'''

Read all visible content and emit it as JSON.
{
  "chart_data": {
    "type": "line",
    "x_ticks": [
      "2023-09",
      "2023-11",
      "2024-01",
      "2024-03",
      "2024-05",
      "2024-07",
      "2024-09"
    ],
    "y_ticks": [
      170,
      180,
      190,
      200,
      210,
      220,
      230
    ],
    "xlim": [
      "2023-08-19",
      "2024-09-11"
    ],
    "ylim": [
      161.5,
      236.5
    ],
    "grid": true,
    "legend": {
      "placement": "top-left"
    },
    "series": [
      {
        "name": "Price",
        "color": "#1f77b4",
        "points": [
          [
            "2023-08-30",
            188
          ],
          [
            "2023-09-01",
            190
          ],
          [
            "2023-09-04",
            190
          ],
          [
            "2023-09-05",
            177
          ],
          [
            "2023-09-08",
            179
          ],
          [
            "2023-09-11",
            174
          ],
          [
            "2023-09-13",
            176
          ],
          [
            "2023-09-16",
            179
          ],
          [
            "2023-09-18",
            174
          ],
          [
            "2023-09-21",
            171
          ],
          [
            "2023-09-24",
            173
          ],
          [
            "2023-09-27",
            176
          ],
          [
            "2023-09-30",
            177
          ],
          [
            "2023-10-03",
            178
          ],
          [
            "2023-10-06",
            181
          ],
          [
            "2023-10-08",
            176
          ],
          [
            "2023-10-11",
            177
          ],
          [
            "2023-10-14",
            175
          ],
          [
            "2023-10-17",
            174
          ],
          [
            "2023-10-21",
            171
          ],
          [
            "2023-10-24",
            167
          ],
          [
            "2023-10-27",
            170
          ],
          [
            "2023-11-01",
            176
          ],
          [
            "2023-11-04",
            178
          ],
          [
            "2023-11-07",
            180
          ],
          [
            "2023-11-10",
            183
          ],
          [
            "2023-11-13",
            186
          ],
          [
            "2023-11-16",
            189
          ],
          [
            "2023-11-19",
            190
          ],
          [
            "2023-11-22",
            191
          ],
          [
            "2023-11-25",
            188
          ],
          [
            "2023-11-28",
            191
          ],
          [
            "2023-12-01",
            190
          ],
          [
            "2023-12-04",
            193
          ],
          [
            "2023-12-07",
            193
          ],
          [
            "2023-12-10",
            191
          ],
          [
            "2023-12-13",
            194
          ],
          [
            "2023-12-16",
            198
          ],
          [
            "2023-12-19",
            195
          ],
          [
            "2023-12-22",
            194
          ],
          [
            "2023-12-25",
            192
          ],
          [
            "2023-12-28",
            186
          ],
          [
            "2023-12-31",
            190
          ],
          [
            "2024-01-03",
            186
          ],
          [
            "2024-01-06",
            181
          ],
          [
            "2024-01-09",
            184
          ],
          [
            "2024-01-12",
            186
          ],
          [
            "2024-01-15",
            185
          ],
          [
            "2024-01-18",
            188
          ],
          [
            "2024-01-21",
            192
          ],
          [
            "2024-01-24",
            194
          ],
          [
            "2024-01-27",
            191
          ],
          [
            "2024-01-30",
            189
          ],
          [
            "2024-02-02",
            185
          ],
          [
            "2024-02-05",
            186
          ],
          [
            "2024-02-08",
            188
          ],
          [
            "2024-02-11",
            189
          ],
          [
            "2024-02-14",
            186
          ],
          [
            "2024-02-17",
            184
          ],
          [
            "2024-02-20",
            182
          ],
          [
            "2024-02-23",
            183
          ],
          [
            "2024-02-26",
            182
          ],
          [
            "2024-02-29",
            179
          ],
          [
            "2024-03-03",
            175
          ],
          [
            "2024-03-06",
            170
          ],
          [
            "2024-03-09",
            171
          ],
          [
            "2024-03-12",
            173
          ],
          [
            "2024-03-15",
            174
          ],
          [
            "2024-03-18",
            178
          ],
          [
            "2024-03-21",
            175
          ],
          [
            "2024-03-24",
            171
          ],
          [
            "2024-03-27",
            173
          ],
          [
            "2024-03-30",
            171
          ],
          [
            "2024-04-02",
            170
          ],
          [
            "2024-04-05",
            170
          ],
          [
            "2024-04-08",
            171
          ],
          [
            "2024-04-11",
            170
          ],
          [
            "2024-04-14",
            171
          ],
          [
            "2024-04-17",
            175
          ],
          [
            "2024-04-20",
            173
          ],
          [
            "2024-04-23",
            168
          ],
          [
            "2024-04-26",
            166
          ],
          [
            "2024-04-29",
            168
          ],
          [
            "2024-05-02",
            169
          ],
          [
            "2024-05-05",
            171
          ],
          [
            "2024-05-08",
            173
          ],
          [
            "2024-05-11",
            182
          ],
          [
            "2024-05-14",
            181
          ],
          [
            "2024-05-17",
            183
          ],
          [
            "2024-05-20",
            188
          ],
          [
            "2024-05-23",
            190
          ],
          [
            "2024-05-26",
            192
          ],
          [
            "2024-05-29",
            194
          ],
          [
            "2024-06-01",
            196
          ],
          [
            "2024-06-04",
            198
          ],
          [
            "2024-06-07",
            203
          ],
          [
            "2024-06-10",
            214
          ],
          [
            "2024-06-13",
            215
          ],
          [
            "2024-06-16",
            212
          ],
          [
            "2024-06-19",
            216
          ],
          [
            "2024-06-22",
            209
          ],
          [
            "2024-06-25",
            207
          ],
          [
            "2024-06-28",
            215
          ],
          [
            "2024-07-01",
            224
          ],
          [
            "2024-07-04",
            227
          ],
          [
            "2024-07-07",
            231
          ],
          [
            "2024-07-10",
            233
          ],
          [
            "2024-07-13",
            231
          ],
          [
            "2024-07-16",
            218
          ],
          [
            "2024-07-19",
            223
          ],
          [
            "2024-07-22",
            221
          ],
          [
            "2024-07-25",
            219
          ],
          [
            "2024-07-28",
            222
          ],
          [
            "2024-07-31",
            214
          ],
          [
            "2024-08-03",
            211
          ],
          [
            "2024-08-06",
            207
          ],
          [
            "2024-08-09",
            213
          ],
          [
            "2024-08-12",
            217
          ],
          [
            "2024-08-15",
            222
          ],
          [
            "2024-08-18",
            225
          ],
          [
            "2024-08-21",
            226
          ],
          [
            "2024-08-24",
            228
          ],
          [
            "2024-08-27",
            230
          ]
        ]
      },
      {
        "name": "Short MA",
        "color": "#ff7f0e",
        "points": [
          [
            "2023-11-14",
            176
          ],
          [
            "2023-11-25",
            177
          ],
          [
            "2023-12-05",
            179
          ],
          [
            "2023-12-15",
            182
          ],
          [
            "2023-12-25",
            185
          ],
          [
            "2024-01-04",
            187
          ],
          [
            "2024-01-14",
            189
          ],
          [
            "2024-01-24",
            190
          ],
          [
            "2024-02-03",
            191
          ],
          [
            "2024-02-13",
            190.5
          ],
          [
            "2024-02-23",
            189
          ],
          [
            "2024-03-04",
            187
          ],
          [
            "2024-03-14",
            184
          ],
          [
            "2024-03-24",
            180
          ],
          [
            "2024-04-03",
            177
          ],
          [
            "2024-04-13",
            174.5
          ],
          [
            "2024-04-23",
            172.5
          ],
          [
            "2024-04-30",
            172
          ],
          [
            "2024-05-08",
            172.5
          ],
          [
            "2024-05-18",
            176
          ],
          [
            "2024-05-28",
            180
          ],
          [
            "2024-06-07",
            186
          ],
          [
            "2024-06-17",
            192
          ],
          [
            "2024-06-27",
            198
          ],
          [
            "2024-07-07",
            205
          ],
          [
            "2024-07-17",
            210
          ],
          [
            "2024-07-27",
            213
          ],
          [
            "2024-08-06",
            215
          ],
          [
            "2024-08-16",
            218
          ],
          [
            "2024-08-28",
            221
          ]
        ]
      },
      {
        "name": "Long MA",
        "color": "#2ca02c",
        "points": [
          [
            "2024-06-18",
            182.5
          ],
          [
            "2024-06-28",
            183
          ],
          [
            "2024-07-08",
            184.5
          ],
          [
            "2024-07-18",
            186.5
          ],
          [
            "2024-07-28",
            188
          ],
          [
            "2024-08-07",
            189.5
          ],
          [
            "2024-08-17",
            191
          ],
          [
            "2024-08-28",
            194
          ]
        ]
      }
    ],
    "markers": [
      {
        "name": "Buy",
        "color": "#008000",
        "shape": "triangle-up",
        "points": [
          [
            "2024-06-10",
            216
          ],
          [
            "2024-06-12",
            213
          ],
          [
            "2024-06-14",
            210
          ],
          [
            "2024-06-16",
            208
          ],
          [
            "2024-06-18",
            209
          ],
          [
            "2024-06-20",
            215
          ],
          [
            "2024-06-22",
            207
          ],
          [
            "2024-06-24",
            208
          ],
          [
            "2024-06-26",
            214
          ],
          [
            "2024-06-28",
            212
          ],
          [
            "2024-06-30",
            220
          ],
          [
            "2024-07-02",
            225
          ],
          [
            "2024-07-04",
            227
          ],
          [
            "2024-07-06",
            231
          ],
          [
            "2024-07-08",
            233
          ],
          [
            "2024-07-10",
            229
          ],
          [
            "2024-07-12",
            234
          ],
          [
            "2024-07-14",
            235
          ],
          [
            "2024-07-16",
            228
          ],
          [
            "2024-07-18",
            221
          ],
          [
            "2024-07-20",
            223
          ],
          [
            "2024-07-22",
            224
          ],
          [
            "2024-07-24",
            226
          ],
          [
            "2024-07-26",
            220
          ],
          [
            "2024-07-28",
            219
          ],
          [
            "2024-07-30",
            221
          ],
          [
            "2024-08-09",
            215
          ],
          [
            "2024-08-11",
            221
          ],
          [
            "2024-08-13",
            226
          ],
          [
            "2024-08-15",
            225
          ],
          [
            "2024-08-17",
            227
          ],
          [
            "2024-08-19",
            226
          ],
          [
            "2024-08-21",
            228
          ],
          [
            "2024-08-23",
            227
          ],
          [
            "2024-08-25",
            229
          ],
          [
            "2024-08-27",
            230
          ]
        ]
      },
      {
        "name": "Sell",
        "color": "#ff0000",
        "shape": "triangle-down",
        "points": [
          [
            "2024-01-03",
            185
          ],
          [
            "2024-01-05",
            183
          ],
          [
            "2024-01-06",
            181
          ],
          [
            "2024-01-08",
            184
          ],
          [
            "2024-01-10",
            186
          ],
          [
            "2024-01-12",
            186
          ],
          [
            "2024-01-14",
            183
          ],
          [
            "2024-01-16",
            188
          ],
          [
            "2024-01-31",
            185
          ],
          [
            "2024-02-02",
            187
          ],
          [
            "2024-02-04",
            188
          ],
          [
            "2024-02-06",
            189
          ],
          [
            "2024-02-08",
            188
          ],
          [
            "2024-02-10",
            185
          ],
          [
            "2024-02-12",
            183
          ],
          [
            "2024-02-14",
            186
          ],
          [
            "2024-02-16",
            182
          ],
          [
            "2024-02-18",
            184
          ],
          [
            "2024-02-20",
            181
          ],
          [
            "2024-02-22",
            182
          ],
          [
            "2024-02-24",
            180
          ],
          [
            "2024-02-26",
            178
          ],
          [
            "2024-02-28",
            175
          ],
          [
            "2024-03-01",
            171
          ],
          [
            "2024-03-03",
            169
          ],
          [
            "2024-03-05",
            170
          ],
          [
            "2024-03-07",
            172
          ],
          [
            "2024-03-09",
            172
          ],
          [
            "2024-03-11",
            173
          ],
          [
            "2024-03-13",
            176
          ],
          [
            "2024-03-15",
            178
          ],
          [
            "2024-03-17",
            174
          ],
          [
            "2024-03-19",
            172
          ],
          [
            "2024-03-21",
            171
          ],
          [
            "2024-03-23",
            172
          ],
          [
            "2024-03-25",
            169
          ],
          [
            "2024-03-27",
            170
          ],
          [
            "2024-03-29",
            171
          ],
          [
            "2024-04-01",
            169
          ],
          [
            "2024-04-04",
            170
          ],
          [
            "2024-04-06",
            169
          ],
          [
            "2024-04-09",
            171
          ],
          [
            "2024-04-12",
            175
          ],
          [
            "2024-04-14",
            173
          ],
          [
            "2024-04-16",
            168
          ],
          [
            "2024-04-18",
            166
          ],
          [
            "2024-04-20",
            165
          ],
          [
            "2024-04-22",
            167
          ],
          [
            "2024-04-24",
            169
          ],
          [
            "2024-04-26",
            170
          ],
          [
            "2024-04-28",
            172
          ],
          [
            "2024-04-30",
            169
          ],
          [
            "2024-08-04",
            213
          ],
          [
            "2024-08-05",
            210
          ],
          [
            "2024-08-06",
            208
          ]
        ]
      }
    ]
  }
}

'''

- What the task asks
List each line of the records that holds the string "name".

- The result
        "name": "Price",
        "name": "Short MA",
        "name": "Long MA",
        "name": "Buy",
        "name": "Sell",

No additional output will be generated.